• _ASSIGNMENT_: Look through the data below and, wherever a line carries the word "oprindelse", please copy that line.

(Items from a document page collection)
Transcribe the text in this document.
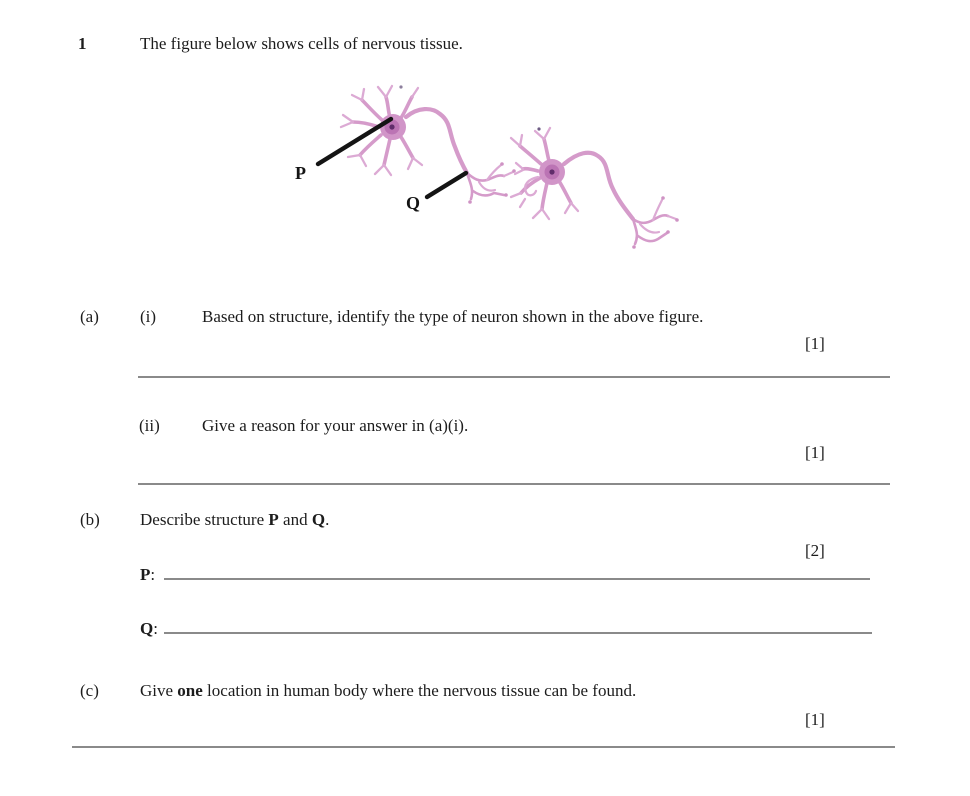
1	The figure below shows cells of nervous tissue.
P
Q
(a) (i)	Based on structure, identify the type of neuron shown in the above figure.
[1]
(ii) Give a reason for your answer in (a)(i).
[1]
(b) Describe structure P and Q.
[2]
P:
Q:
(c) Give one location in human body where the nervous tissue can be found.
[1]
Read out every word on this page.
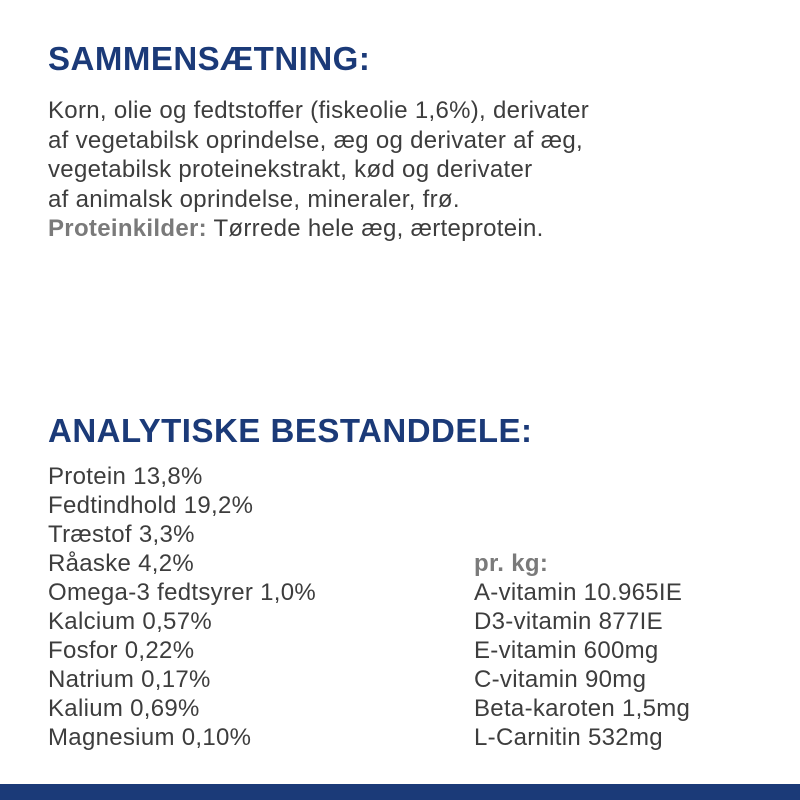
SAMMENSÆTNING:
Korn, olie og fedtstoffer (fiskeolie 1,6%), derivater
af vegetabilsk oprindelse, æg og derivater af æg,
vegetabilsk proteinekstrakt, kød og derivater
af animalsk oprindelse, mineraler, frø.
Proteinkilder: Tørrede hele æg, ærteprotein.
ANALYTISKE BESTANDDELE:
Protein 13,8%
Fedtindhold 19,2%
Træstof 3,3%
Råaske 4,2%
Omega-3 fedtsyrer 1,0%
Kalcium 0,57%
Fosfor 0,22%
Natrium 0,17%
Kalium 0,69%
Magnesium 0,10%
pr. kg:
A-vitamin 10.965IE
D3-vitamin 877IE
E-vitamin 600mg
C-vitamin 90mg
Beta-karoten 1,5mg
L-Carnitin 532mg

• _TASK SOLUTION_:
af vegetabilsk oprindelse, æg og derivater af æg,
af animalsk oprindelse, mineraler, frø.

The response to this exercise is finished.